(WHAT THE TASK REQUIRES) Only the lines holding the string "true" are needed. Copy each one.

(EXTRACTED ENTRIES)
[start]
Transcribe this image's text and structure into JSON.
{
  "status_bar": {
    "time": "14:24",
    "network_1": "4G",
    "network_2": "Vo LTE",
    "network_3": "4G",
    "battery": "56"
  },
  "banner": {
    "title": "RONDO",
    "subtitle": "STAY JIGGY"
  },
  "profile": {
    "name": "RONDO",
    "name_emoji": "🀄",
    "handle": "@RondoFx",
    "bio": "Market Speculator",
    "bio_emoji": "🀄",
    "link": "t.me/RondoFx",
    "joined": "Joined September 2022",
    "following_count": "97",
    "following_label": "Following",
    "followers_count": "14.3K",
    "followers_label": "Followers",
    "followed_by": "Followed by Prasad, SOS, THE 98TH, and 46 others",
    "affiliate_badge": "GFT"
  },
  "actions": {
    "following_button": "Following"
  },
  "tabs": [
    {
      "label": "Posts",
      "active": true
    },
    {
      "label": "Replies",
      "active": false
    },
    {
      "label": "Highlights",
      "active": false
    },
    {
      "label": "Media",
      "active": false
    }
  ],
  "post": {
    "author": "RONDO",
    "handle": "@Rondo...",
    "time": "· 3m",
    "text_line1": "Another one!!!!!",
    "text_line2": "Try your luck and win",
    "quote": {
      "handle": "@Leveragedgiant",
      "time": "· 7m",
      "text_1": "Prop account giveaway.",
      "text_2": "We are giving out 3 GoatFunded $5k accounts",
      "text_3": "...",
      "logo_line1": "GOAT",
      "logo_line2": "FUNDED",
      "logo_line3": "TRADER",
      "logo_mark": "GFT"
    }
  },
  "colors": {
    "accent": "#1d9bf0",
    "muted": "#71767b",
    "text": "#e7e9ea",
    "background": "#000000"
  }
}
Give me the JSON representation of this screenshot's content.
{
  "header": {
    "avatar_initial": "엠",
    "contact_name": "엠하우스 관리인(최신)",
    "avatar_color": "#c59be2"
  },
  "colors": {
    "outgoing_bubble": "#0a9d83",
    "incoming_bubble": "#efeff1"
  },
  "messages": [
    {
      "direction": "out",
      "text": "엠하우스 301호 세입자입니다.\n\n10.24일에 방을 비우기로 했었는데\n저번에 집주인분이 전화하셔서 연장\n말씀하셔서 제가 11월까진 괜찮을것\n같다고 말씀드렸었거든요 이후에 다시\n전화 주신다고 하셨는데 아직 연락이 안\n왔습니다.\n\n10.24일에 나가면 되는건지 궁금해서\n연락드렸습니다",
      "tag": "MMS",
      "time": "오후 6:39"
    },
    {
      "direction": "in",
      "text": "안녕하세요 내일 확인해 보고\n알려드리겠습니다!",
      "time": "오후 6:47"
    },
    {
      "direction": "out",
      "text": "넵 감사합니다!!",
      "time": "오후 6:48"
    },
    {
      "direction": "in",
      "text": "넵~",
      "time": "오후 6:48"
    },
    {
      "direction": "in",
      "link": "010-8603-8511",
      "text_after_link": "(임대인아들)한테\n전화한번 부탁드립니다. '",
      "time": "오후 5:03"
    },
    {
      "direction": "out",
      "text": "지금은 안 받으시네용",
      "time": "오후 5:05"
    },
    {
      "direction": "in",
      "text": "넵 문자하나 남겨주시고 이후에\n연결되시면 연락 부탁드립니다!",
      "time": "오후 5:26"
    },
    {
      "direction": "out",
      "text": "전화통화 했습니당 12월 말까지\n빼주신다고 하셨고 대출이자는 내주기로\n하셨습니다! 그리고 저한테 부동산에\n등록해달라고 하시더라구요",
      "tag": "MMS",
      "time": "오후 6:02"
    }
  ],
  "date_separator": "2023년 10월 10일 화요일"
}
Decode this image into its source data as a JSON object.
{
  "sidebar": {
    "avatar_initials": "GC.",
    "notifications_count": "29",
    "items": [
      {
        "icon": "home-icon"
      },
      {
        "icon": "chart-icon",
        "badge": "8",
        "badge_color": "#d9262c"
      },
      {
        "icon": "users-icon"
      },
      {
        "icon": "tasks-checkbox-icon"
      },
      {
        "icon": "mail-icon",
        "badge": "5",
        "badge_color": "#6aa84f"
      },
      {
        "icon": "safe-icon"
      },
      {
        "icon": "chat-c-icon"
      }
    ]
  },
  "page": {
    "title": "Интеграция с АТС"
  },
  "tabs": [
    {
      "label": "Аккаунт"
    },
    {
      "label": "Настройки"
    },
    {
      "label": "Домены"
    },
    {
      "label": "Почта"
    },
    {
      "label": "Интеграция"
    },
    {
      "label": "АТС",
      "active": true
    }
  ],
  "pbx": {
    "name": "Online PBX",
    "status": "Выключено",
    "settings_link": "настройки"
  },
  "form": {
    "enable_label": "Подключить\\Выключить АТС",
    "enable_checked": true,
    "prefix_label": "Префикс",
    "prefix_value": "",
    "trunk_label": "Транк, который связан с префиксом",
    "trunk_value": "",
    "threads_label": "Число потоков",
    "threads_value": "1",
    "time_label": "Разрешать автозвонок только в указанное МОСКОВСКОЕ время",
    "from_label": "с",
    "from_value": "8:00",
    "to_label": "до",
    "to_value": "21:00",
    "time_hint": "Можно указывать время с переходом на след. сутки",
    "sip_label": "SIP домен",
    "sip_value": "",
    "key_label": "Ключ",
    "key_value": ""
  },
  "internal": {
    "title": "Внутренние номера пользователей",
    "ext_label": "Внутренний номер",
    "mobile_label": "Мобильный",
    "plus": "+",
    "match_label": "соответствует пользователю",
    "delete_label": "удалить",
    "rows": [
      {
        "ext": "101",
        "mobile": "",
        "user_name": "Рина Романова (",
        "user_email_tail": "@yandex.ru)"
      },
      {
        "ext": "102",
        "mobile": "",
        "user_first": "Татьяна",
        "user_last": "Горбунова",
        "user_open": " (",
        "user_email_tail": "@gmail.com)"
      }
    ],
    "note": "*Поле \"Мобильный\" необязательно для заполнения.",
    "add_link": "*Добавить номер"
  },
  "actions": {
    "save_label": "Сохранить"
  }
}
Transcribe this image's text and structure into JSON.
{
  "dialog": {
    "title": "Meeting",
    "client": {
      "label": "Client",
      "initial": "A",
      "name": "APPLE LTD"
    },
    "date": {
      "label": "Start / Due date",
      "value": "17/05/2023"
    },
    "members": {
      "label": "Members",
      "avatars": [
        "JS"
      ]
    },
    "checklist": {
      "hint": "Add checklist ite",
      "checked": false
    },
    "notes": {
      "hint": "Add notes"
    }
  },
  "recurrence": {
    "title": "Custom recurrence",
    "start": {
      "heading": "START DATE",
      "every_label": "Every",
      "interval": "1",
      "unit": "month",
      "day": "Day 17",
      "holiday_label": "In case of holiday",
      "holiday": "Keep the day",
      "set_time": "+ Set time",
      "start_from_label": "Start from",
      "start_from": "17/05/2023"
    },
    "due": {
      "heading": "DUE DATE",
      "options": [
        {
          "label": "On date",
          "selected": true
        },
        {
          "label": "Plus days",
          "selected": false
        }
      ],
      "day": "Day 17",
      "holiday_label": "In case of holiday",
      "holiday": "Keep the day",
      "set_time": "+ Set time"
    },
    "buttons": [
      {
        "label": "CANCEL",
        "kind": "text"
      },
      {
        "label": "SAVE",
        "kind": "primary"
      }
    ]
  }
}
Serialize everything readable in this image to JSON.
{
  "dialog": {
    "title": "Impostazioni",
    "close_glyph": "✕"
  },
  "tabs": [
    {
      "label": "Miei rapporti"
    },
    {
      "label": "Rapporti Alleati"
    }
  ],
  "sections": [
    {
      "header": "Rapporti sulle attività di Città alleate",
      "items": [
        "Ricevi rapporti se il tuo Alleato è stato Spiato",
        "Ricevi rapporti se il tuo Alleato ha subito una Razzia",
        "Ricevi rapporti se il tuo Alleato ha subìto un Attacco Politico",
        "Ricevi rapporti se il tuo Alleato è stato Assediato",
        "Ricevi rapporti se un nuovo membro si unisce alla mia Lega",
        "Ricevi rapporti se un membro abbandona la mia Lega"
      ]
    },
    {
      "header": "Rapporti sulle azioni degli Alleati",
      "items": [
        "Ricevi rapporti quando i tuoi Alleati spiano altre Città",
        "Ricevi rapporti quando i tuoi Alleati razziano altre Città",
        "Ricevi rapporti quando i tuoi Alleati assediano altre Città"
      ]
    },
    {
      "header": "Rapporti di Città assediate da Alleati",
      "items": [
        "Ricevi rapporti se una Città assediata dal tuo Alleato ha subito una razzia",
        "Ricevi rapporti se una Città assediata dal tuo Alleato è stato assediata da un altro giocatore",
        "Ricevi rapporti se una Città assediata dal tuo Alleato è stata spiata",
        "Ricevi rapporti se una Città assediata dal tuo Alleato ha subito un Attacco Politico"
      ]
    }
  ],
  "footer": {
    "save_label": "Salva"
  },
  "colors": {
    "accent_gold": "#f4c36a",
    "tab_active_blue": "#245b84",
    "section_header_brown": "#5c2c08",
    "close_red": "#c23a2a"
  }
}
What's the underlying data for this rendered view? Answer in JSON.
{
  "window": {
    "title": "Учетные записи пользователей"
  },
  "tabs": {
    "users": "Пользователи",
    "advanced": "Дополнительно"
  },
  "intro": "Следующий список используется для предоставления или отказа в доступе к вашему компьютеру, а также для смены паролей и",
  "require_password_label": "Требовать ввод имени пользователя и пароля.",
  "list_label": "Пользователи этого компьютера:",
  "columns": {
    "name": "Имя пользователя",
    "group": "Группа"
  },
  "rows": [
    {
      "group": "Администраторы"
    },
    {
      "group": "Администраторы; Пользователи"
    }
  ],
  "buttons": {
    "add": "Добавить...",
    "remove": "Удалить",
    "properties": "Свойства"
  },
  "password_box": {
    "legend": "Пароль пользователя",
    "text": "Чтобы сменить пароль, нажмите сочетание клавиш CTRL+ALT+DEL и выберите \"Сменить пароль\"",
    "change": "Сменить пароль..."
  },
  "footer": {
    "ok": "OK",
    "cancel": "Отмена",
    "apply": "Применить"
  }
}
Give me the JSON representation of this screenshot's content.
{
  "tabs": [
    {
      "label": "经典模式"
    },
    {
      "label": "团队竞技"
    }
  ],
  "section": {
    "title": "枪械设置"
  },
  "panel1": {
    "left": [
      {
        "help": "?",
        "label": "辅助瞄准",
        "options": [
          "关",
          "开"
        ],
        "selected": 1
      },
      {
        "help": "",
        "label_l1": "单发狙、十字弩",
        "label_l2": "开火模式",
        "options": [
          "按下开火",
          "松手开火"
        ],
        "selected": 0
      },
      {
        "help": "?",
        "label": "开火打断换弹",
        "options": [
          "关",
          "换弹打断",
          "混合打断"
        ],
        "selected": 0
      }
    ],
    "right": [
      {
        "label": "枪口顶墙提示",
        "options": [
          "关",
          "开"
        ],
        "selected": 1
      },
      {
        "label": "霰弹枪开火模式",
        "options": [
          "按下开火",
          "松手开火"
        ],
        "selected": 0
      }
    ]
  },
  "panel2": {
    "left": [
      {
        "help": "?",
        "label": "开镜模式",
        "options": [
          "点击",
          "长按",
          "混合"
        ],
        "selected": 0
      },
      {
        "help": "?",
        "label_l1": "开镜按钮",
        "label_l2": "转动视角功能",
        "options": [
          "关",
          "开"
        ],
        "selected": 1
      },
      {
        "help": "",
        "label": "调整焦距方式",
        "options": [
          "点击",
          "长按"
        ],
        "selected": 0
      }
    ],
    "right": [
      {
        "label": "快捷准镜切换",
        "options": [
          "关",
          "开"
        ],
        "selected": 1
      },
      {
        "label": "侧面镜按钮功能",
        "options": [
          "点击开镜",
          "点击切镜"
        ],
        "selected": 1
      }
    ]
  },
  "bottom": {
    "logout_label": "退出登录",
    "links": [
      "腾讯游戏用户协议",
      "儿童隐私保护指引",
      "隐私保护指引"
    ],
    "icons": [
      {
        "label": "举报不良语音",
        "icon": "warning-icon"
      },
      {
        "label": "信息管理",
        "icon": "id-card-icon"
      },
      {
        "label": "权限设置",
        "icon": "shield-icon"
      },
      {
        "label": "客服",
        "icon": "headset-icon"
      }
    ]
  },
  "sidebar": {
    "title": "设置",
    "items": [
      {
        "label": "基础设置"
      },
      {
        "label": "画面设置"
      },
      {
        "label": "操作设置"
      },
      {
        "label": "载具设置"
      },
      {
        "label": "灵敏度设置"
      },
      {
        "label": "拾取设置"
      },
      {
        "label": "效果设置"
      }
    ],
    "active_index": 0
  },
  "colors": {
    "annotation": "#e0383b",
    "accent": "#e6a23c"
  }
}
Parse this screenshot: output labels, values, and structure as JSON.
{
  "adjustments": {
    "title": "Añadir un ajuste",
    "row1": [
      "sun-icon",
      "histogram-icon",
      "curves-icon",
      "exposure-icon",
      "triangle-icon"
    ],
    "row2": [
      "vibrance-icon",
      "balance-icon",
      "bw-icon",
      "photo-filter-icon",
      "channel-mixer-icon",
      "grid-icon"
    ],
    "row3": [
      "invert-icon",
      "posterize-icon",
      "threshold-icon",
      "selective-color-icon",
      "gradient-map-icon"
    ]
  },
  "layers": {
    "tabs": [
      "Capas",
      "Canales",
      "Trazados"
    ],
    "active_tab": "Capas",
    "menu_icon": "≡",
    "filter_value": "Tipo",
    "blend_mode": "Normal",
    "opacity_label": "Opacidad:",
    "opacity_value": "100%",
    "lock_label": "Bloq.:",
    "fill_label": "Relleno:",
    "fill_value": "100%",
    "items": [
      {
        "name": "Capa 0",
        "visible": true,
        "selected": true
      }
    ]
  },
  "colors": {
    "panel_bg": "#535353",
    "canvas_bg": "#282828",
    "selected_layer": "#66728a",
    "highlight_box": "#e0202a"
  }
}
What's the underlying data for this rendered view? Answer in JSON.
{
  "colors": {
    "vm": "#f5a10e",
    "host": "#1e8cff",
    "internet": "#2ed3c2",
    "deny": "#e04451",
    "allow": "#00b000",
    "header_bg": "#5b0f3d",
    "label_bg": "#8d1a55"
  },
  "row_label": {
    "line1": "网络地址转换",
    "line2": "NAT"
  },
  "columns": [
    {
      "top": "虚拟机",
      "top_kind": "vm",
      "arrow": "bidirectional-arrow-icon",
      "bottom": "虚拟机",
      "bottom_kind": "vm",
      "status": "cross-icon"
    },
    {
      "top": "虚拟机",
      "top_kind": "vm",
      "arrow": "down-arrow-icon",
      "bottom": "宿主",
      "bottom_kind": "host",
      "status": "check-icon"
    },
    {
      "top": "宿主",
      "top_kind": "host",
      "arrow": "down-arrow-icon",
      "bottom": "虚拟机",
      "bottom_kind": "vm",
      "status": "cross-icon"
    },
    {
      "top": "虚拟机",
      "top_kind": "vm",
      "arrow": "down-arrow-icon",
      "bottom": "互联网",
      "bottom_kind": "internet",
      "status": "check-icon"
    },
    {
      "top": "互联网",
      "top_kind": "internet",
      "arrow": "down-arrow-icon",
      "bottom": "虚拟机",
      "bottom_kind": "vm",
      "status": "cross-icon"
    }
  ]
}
[end]
(THE COMPLETED TASK)
      "active": true
      "active": true
    "enable_checked": true,
          "selected": true
        "visible": true,
        "selected": true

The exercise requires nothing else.